▶ **Problem description**
The entries below are to be written out again without alteration.

Dataset entries for page text:
=====
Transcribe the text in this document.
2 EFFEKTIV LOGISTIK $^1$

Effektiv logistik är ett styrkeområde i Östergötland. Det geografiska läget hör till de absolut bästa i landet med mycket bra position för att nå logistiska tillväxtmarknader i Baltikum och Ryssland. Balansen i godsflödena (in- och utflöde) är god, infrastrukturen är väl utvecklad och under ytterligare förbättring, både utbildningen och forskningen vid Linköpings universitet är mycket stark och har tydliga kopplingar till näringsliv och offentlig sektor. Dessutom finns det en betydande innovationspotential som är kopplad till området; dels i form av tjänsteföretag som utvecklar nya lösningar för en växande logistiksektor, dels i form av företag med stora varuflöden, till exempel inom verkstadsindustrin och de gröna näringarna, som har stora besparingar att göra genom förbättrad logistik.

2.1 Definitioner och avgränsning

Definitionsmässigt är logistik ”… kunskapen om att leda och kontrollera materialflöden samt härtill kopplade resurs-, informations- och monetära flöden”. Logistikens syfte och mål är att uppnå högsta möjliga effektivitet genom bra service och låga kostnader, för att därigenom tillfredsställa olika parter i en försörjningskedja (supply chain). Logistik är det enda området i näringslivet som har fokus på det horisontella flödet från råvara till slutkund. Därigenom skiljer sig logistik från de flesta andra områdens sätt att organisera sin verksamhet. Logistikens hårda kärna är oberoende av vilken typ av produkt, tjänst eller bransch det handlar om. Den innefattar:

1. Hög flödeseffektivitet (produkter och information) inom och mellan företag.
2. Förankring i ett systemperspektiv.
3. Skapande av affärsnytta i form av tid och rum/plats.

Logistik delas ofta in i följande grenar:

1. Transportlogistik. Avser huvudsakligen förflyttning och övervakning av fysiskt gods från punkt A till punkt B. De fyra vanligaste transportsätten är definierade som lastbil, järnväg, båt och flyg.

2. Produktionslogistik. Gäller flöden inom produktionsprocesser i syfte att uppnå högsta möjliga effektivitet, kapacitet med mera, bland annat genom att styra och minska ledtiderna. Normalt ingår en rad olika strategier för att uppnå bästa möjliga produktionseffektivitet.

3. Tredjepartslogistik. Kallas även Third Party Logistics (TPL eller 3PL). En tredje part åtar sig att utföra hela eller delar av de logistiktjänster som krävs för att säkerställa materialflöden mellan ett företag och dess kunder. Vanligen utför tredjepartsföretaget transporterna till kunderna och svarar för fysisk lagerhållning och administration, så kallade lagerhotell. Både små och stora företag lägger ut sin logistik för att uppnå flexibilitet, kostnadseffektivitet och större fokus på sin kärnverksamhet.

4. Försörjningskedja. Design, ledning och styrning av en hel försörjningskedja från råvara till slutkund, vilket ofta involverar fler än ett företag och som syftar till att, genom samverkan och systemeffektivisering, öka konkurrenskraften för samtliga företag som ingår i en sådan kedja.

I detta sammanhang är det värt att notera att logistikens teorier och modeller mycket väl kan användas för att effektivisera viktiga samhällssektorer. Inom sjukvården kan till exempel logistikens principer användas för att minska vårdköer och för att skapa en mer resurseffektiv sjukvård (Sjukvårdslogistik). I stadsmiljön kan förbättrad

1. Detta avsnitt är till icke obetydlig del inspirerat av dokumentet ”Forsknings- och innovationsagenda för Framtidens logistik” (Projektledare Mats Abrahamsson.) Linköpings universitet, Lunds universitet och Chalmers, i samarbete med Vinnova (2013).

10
=====
▶ **Task response**
Transcribe the text in this document.
2 EFFEKTIV LOGISTIK $^1$

Effektiv logistik är ett styrkeområde i Östergötland. Det geografiska läget hör till de absolut bästa i landet med mycket bra position för att nå logistiska tillväxtmarknader i Baltikum och Ryssland. Balansen i godsflödena (in- och utflöde) är god, infrastrukturen är väl utvecklad och under ytterligare förbättring, både utbildningen och forskningen vid Linköpings universitet är mycket stark och har tydliga kopplingar till näringsliv och offentlig sektor. Dessutom finns det en betydande innovationspotential som är kopplad till området; dels i form av tjänsteföretag som utvecklar nya lösningar för en växande logistiksektor, dels i form av företag med stora varuflöden, till exempel inom verkstadsindustrin och de gröna näringarna, som har stora besparingar att göra genom förbättrad logistik.

2.1 Definitioner och avgränsning

Definitionsmässigt är logistik ”… kunskapen om att leda och kontrollera materialflöden samt härtill kopplade resurs-, informations- och monetära flöden”. Logistikens syfte och mål är att uppnå högsta möjliga effektivitet genom bra service och låga kostnader, för att därigenom tillfredsställa olika parter i en försörjningskedja (supply chain). Logistik är det enda området i näringslivet som har fokus på det horisontella flödet från råvara till slutkund. Därigenom skiljer sig logistik från de flesta andra områdens sätt att organisera sin verksamhet. Logistikens hårda kärna är oberoende av vilken typ av produkt, tjänst eller bransch det handlar om. Den innefattar:

1. Hög flödeseffektivitet (produkter och information) inom och mellan företag.
2. Förankring i ett systemperspektiv.
3. Skapande av affärsnytta i form av tid och rum/plats.

Logistik delas ofta in i följande grenar:

1. Transportlogistik. Avser huvudsakligen förflyttning och övervakning av fysiskt gods från punkt A till punkt B. De fyra vanligaste transportsätten är definierade som lastbil, järnväg, båt och flyg.

2. Produktionslogistik. Gäller flöden inom produktionsprocesser i syfte att uppnå högsta möjliga effektivitet, kapacitet med mera, bland annat genom att styra och minska ledtiderna. Normalt ingår en rad olika strategier för att uppnå bästa möjliga produktionseffektivitet.

3. Tredjepartslogistik. Kallas även Third Party Logistics (TPL eller 3PL). En tredje part åtar sig att utföra hela eller delar av de logistiktjänster som krävs för att säkerställa materialflöden mellan ett företag och dess kunder. Vanligen utför tredjepartsföretaget transporterna till kunderna och svarar för fysisk lagerhållning och administration, så kallade lagerhotell. Både små och stora företag lägger ut sin logistik för att uppnå flexibilitet, kostnadseffektivitet och större fokus på sin kärnverksamhet.

4. Försörjningskedja. Design, ledning och styrning av en hel försörjningskedja från råvara till slutkund, vilket ofta involverar fler än ett företag och som syftar till att, genom samverkan och systemeffektivisering, öka konkurrenskraften för samtliga företag som ingår i en sådan kedja.

I detta sammanhang är det värt att notera att logistikens teorier och modeller mycket väl kan användas för att effektivisera viktiga samhällssektorer. Inom sjukvården kan till exempel logistikens principer användas för att minska vårdköer och för att skapa en mer resurseffektiv sjukvård (Sjukvårdslogistik). I stadsmiljön kan förbättrad

1. Detta avsnitt är till icke obetydlig del inspirerat av dokumentet ”Forsknings- och innovationsagenda för Framtidens logistik” (Projektledare Mats Abrahamsson.) Linköpings universitet, Lunds universitet och Chalmers, i samarbete med Vinnova (2013).

10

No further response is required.